- **Your objective**: In the records below, work out how many lines hold the word "visible". Report the number alone.

- **Stored data**:
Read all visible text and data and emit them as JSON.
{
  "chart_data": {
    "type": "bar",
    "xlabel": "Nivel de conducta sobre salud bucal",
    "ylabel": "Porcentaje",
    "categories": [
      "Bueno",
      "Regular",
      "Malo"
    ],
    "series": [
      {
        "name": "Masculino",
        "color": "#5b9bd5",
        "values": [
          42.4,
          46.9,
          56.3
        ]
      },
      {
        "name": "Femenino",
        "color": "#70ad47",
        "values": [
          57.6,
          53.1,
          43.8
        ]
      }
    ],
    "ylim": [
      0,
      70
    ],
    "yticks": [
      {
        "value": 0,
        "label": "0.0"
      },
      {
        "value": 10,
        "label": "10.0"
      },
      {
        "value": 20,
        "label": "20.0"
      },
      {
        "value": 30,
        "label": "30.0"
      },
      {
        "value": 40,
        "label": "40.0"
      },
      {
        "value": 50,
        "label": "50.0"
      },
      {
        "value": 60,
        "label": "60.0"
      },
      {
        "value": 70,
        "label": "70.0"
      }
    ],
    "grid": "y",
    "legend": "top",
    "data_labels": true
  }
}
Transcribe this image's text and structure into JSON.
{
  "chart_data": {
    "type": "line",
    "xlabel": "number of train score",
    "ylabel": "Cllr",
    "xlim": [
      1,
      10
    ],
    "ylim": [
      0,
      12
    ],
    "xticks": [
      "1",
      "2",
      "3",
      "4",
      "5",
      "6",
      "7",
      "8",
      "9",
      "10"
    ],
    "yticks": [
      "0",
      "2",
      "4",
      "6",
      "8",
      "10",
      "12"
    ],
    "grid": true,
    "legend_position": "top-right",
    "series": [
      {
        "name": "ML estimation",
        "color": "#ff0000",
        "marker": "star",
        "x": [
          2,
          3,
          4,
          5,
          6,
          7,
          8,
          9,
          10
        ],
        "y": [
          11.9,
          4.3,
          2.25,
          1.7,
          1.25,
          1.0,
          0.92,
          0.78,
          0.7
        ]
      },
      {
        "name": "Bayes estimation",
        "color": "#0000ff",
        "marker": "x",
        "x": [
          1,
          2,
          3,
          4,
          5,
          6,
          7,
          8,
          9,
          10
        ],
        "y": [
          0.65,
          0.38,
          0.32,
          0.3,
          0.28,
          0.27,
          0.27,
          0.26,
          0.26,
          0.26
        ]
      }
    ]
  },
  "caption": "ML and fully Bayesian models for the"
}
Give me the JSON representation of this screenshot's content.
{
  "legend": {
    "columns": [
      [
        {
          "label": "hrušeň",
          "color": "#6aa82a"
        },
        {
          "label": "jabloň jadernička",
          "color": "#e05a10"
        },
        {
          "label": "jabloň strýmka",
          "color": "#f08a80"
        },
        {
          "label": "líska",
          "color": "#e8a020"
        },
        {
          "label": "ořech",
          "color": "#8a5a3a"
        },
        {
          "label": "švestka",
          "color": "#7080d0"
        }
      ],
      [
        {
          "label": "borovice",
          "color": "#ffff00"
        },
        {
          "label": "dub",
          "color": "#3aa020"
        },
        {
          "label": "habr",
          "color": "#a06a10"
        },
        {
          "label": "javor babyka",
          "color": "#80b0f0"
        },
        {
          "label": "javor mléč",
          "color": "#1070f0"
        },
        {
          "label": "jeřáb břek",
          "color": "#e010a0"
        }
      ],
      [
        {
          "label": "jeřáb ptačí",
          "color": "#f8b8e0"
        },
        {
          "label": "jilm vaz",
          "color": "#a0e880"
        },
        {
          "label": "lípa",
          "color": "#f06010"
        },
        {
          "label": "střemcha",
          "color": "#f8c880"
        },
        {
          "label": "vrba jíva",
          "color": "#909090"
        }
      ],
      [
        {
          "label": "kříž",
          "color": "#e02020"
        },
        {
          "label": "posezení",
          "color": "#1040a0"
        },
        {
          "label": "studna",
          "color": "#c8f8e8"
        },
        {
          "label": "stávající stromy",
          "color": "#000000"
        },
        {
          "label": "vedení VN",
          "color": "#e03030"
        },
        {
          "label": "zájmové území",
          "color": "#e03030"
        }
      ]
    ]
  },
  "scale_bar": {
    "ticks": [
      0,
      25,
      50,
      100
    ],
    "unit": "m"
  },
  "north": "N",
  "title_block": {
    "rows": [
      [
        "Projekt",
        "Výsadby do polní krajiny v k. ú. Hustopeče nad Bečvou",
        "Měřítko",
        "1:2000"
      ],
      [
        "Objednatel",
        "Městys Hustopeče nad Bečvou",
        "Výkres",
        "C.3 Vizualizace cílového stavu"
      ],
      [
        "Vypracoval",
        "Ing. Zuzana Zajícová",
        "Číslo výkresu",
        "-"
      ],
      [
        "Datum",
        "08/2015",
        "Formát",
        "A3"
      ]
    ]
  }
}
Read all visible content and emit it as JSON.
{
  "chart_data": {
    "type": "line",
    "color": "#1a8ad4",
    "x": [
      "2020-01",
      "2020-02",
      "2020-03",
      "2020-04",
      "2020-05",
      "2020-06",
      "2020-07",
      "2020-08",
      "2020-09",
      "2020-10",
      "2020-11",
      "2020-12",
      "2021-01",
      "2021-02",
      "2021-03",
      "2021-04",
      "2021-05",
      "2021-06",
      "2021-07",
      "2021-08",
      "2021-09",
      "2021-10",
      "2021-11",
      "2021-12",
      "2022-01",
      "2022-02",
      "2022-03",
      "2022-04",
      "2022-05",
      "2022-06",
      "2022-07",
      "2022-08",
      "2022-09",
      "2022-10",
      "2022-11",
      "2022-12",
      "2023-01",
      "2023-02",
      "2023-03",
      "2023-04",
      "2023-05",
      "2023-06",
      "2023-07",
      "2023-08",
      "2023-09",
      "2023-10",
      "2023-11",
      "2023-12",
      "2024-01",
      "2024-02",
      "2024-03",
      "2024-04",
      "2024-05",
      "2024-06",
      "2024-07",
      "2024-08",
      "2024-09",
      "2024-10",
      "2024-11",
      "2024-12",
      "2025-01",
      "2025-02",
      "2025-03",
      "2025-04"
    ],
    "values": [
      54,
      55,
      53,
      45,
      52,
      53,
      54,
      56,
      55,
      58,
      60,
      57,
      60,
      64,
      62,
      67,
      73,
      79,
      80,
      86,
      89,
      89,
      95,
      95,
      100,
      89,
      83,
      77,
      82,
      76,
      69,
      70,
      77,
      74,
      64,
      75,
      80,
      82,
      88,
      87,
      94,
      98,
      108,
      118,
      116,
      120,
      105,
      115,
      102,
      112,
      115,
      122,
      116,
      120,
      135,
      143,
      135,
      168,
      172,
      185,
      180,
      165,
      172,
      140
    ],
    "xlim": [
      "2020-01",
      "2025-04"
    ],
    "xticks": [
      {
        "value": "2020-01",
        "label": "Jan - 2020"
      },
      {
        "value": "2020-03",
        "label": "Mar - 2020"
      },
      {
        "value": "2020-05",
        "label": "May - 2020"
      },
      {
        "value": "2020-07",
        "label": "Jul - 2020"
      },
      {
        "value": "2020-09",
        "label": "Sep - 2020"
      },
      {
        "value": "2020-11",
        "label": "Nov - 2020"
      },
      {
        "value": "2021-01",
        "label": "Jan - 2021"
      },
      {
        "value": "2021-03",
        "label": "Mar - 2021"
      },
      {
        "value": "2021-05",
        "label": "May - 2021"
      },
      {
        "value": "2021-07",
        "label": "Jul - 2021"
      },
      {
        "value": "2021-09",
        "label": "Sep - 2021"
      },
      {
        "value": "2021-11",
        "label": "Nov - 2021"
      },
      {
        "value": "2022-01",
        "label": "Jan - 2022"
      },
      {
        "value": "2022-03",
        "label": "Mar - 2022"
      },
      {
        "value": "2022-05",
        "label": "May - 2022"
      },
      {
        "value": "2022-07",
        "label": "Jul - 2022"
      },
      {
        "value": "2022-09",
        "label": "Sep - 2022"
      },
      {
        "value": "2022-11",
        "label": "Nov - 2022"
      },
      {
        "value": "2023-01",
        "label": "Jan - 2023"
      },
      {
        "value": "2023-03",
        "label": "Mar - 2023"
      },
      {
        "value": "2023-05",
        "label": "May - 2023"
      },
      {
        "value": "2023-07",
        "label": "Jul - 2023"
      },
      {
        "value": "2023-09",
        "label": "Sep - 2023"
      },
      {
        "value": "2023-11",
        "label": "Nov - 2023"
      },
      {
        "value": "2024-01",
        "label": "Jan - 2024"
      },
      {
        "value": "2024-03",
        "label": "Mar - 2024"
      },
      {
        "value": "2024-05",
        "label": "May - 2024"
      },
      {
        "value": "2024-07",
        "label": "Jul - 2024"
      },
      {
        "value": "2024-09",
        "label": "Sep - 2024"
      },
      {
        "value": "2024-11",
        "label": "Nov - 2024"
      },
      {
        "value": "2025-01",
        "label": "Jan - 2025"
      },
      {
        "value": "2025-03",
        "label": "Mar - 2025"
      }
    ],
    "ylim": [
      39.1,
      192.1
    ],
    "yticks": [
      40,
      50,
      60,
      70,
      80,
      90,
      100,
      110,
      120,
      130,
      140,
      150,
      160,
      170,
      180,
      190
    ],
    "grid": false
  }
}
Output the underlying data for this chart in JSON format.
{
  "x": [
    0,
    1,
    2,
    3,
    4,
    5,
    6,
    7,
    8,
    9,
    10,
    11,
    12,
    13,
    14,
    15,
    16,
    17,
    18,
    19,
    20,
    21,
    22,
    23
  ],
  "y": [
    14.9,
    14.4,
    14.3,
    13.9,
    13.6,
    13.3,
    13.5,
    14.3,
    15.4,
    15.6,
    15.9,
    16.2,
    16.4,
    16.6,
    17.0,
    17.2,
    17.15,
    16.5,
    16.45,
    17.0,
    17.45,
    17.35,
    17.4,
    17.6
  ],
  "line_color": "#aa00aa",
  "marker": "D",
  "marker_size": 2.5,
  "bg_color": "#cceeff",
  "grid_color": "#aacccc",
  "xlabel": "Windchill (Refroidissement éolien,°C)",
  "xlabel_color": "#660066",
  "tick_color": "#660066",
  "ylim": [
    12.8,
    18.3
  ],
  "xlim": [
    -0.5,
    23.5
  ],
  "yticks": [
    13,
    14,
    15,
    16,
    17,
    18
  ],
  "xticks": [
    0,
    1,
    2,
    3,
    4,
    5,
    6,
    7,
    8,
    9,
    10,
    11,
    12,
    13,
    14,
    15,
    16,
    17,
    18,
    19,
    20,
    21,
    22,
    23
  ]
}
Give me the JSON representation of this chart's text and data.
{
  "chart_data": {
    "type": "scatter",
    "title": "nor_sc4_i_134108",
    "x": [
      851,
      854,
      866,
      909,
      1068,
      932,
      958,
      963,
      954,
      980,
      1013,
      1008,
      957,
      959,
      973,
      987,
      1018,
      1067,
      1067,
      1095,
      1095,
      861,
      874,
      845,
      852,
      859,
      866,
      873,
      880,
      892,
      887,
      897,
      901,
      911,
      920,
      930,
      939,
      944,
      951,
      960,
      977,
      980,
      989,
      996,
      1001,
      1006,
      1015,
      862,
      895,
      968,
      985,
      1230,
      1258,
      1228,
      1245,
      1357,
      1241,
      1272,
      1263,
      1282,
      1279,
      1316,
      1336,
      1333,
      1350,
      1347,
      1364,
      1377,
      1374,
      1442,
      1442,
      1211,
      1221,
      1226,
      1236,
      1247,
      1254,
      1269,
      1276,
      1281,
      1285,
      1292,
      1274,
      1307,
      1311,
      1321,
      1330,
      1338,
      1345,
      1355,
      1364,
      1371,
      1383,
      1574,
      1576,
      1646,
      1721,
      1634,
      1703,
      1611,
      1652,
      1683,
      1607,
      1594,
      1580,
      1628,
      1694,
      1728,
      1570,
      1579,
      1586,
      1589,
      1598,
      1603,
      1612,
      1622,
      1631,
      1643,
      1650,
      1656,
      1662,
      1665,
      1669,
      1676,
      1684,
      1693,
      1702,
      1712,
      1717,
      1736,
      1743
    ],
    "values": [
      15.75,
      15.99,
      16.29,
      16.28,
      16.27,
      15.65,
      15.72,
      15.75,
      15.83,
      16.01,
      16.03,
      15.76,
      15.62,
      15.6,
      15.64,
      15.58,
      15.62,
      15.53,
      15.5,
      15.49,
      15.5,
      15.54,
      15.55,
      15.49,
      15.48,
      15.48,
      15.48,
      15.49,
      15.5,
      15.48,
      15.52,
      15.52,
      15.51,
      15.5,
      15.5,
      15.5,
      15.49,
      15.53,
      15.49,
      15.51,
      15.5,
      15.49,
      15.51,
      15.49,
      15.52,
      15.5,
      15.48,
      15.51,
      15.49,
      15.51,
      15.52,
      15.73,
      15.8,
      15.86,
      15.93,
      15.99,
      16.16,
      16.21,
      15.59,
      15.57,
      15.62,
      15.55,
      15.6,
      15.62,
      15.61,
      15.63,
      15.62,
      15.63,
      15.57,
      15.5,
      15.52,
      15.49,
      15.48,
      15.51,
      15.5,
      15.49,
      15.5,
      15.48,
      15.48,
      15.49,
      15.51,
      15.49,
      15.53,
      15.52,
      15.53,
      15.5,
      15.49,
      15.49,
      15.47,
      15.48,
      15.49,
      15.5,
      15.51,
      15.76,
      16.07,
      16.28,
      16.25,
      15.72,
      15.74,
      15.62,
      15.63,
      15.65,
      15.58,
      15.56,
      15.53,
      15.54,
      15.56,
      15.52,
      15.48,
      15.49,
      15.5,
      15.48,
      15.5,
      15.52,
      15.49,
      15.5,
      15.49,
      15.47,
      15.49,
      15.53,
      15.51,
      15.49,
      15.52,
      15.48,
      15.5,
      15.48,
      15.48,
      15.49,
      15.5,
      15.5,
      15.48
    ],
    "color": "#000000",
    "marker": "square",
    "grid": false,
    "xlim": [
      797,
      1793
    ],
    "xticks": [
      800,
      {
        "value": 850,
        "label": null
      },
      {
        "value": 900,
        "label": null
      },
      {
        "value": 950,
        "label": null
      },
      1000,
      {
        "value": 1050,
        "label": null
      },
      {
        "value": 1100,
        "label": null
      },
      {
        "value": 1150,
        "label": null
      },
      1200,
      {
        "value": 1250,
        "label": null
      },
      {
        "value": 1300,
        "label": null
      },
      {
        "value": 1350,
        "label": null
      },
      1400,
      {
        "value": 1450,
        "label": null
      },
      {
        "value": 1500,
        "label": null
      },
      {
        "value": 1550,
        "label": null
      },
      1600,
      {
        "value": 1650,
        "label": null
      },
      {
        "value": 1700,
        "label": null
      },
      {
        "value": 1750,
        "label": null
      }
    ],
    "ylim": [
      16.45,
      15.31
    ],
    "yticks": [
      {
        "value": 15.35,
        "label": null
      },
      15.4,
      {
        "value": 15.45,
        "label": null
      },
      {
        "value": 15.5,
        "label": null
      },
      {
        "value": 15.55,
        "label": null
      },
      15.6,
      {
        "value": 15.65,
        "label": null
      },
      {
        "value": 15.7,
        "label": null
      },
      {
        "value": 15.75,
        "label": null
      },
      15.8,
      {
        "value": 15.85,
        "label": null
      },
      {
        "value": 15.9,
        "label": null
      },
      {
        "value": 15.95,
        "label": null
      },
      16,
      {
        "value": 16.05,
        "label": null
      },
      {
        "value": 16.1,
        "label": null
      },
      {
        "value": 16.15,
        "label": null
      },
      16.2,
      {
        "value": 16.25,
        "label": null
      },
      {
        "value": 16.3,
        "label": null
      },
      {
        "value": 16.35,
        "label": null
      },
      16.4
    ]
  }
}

- **Response to the exercise**: 2